Data extracted from a collection:
* * * * *

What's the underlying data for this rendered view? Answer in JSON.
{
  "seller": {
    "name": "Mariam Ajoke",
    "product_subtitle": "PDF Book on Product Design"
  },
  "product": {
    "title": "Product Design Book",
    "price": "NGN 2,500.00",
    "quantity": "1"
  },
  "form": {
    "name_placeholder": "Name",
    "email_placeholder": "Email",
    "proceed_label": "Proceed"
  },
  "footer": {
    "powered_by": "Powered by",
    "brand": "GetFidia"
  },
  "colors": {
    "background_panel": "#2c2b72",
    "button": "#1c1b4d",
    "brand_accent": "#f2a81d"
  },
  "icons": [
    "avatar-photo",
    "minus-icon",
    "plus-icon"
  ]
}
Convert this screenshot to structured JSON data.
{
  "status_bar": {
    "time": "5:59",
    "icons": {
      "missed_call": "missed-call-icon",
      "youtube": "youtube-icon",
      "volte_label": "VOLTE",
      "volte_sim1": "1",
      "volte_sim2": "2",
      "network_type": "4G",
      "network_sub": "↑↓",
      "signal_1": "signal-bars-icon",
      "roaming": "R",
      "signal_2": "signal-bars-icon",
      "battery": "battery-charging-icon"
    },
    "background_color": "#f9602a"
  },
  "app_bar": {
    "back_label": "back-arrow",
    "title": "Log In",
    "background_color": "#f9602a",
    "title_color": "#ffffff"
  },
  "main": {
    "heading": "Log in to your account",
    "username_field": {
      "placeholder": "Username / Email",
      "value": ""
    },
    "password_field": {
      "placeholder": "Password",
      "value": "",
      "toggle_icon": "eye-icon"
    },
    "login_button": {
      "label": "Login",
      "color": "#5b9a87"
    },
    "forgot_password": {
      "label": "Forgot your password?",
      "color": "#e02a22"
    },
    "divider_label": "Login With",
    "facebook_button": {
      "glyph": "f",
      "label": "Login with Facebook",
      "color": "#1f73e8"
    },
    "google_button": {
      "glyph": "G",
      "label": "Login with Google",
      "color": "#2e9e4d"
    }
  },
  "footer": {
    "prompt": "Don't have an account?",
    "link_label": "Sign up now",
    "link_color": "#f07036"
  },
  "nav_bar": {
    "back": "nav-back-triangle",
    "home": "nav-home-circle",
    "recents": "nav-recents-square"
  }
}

* * * * *

SHORT PROBLEM:
Return from the data every line that holds "bars".

ANSWER TO THIS PROBLEM:
      "signal_1": "signal-bars-icon",
      "signal_2": "signal-bars-icon",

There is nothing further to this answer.